## Challenge:
Write out the material exactly, with the pictures left out.

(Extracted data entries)
☆ ☆ ☆ ☆

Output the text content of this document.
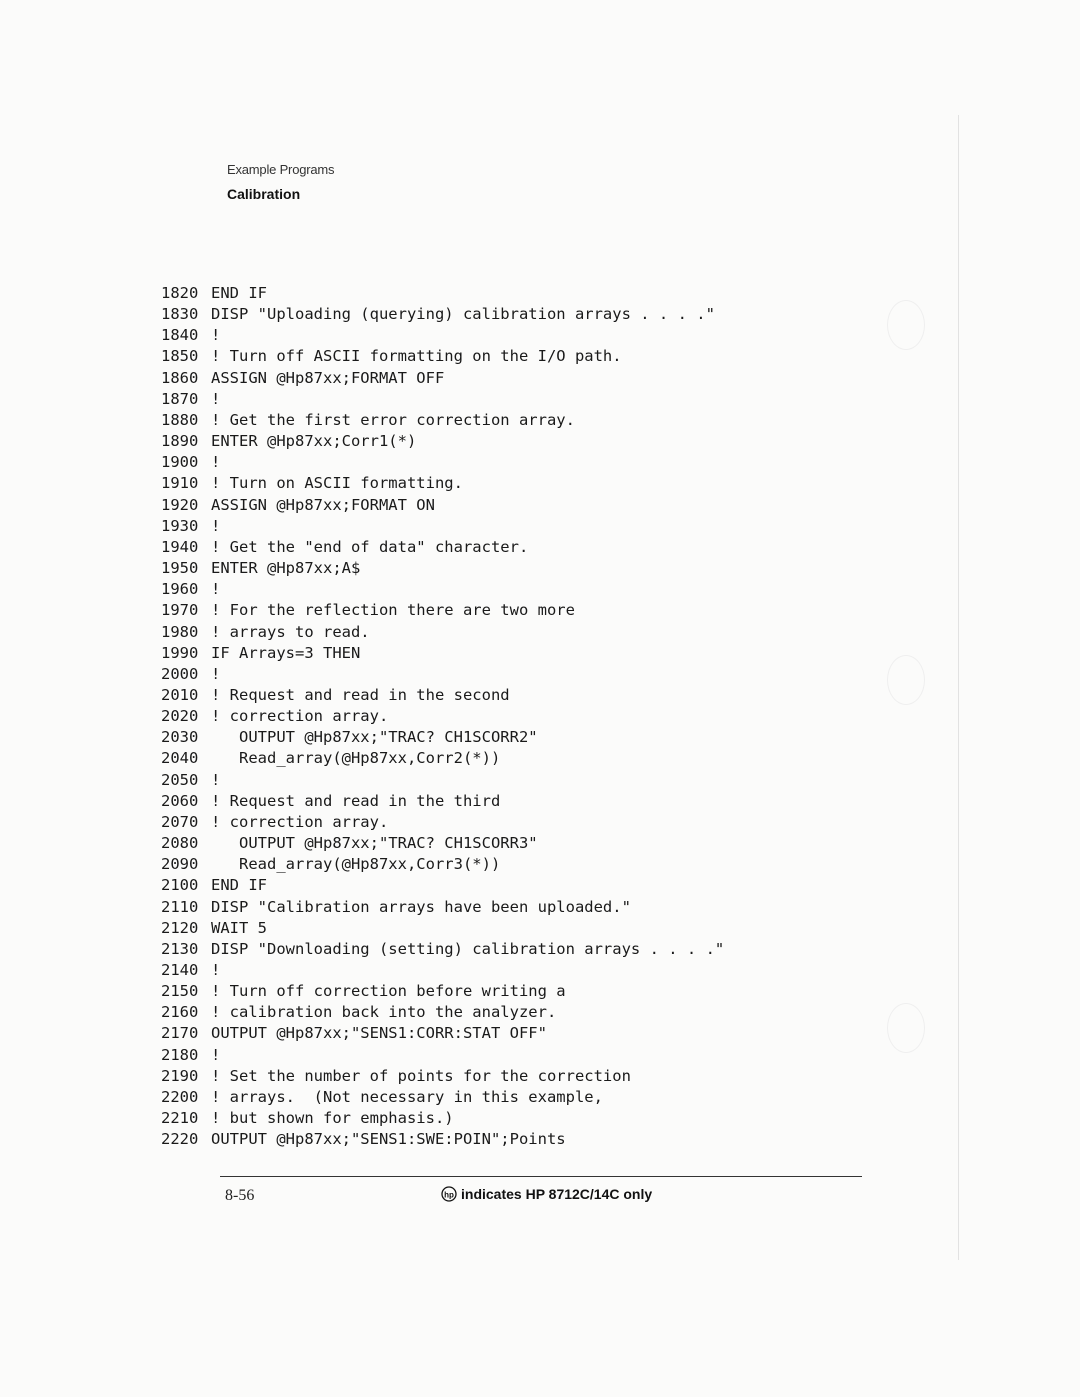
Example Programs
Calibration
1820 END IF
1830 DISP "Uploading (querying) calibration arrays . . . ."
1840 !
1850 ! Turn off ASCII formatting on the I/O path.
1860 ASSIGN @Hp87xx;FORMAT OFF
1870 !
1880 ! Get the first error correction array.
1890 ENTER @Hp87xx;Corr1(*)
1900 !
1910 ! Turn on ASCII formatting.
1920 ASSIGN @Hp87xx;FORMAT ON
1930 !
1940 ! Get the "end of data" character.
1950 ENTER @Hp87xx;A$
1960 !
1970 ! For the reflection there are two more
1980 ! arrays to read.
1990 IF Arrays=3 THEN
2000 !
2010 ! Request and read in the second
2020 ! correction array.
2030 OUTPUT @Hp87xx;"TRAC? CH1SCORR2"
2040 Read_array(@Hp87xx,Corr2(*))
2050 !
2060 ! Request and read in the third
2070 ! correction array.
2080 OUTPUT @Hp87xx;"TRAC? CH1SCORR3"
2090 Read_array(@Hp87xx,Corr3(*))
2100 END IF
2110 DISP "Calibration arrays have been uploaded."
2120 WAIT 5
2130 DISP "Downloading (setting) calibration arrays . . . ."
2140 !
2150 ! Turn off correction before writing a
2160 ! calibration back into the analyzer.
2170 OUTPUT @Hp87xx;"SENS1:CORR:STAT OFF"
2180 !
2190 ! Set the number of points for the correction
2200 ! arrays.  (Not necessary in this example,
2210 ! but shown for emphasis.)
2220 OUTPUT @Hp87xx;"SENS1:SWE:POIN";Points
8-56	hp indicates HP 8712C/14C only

☆ ☆ ☆ ☆

## Finished exercise:
Output the text content of this document.
Example Programs
Calibration
1820 END IF
1830 DISP "Uploading (querying) calibration arrays . . . ."
1840 !
1850 ! Turn off ASCII formatting on the I/O path.
1860 ASSIGN @Hp87xx;FORMAT OFF
1870 !
1880 ! Get the first error correction array.
1890 ENTER @Hp87xx;Corr1(*)
1900 !
1910 ! Turn on ASCII formatting.
1920 ASSIGN @Hp87xx;FORMAT ON
1930 !
1940 ! Get the "end of data" character.
1950 ENTER @Hp87xx;A$
1960 !
1970 ! For the reflection there are two more
1980 ! arrays to read.
1990 IF Arrays=3 THEN
2000 !
2010 ! Request and read in the second
2020 ! correction array.
2030 OUTPUT @Hp87xx;"TRAC? CH1SCORR2"
2040 Read_array(@Hp87xx,Corr2(*))
2050 !
2060 ! Request and read in the third
2070 ! correction array.
2080 OUTPUT @Hp87xx;"TRAC? CH1SCORR3"
2090 Read_array(@Hp87xx,Corr3(*))
2100 END IF
2110 DISP "Calibration arrays have been uploaded."
2120 WAIT 5
2130 DISP "Downloading (setting) calibration arrays . . . ."
2140 !
2150 ! Turn off correction before writing a
2160 ! calibration back into the analyzer.
2170 OUTPUT @Hp87xx;"SENS1:CORR:STAT OFF"
2180 !
2190 ! Set the number of points for the correction
2200 ! arrays.  (Not necessary in this example,
2210 ! but shown for emphasis.)
2220 OUTPUT @Hp87xx;"SENS1:SWE:POIN";Points
8-56	hp indicates HP 8712C/14C only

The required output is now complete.